**PROBLEM TO WORK ON:** Go through the data below and gather each line containing "JSON".

========

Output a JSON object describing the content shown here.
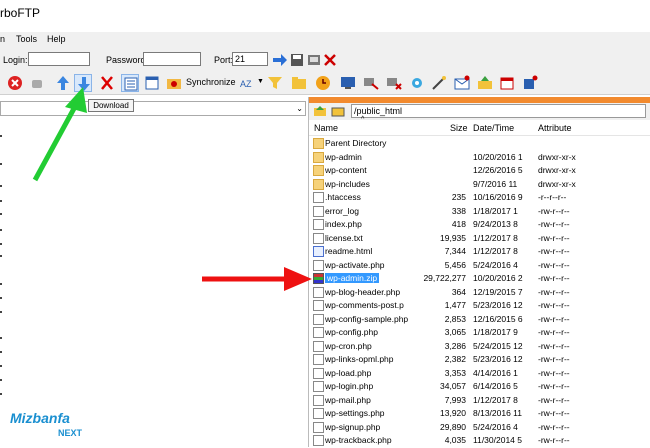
{
  "title": "rboFTP",
  "menu": {
    "items": [
      "n",
      "Tools",
      "Help"
    ]
  },
  "connection": {
    "login_label": "Login:",
    "password_label": "Password:",
    "port_label": "Port:",
    "port_value": "21"
  },
  "toolbar": {
    "synchronize_label": "Synchronize",
    "download_tooltip": "Download"
  },
  "remote": {
    "path": "/public_html",
    "headers": {
      "name": "Name",
      "size": "Size",
      "date": "Date/Time",
      "attr": "Attribute"
    },
    "rows": [
      {
        "name": "Parent Directory",
        "size": "",
        "date": "",
        "attr": "",
        "icon": "parent-folder-icon"
      },
      {
        "name": "wp-admin",
        "size": "",
        "date": "10/20/2016 1",
        "attr": "drwxr-xr-x",
        "icon": "folder-icon"
      },
      {
        "name": "wp-content",
        "size": "",
        "date": "12/26/2016 5",
        "attr": "drwxr-xr-x",
        "icon": "folder-icon"
      },
      {
        "name": "wp-includes",
        "size": "",
        "date": "9/7/2016 11",
        "attr": "drwxr-xr-x",
        "icon": "folder-icon"
      },
      {
        "name": ".htaccess",
        "size": "235",
        "date": "10/16/2016 9",
        "attr": "-r--r--r--",
        "icon": "file-icon"
      },
      {
        "name": "error_log",
        "size": "338",
        "date": "1/18/2017 1",
        "attr": "-rw-r--r--",
        "icon": "file-icon"
      },
      {
        "name": "index.php",
        "size": "418",
        "date": "9/24/2013 8",
        "attr": "-rw-r--r--",
        "icon": "file-icon"
      },
      {
        "name": "license.txt",
        "size": "19,935",
        "date": "1/12/2017 8",
        "attr": "-rw-r--r--",
        "icon": "file-icon"
      },
      {
        "name": "readme.html",
        "size": "7,344",
        "date": "1/12/2017 8",
        "attr": "-rw-r--r--",
        "icon": "html-file-icon"
      },
      {
        "name": "wp-activate.php",
        "size": "5,456",
        "date": "5/24/2016 4",
        "attr": "-rw-r--r--",
        "icon": "file-icon"
      },
      {
        "name": "wp-admin.zip",
        "size": "29,722,277",
        "date": "10/20/2016 2",
        "attr": "-rw-r--r--",
        "icon": "zip-icon",
        "selected": true
      },
      {
        "name": "wp-blog-header.php",
        "size": "364",
        "date": "12/19/2015 7",
        "attr": "-rw-r--r--",
        "icon": "file-icon"
      },
      {
        "name": "wp-comments-post.p",
        "size": "1,477",
        "date": "5/23/2016 12",
        "attr": "-rw-r--r--",
        "icon": "file-icon"
      },
      {
        "name": "wp-config-sample.php",
        "size": "2,853",
        "date": "12/16/2015 6",
        "attr": "-rw-r--r--",
        "icon": "file-icon"
      },
      {
        "name": "wp-config.php",
        "size": "3,065",
        "date": "1/18/2017 9",
        "attr": "-rw-r--r--",
        "icon": "file-icon"
      },
      {
        "name": "wp-cron.php",
        "size": "3,286",
        "date": "5/24/2015 12",
        "attr": "-rw-r--r--",
        "icon": "file-icon"
      },
      {
        "name": "wp-links-opml.php",
        "size": "2,382",
        "date": "5/23/2016 12",
        "attr": "-rw-r--r--",
        "icon": "file-icon"
      },
      {
        "name": "wp-load.php",
        "size": "3,353",
        "date": "4/14/2016 1",
        "attr": "-rw-r--r--",
        "icon": "file-icon"
      },
      {
        "name": "wp-login.php",
        "size": "34,057",
        "date": "6/14/2016 5",
        "attr": "-rw-r--r--",
        "icon": "file-icon"
      },
      {
        "name": "wp-mail.php",
        "size": "7,993",
        "date": "1/12/2017 8",
        "attr": "-rw-r--r--",
        "icon": "file-icon"
      },
      {
        "name": "wp-settings.php",
        "size": "13,920",
        "date": "8/13/2016 11",
        "attr": "-rw-r--r--",
        "icon": "file-icon"
      },
      {
        "name": "wp-signup.php",
        "size": "29,890",
        "date": "5/24/2016 4",
        "attr": "-rw-r--r--",
        "icon": "file-icon"
      },
      {
        "name": "wp-trackback.php",
        "size": "4,035",
        "date": "11/30/2014 5",
        "attr": "-rw-r--r--",
        "icon": "file-icon"
      }
    ]
  },
  "branding": {
    "logo": "Mizbanfa",
    "logo_sub": "NEXT"
  },
  "colors": {
    "accent_orange": "#f28a2e",
    "selection": "#3399ff",
    "annotation_green": "#22cc33",
    "annotation_red": "#ee1111"
  }
}
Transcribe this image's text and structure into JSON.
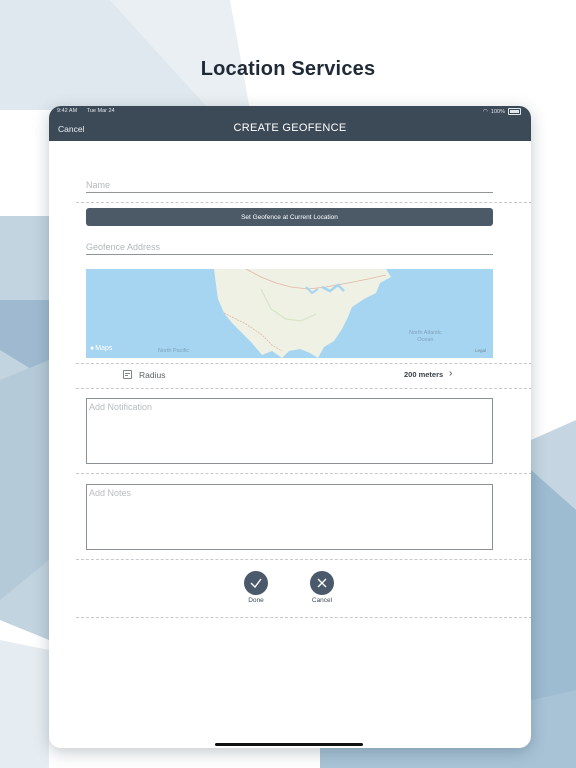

========

**OUTPUT OF THE TASK:**
Output a JSON object describing the content shown here.
Transcribe this image's text and structure into JSON.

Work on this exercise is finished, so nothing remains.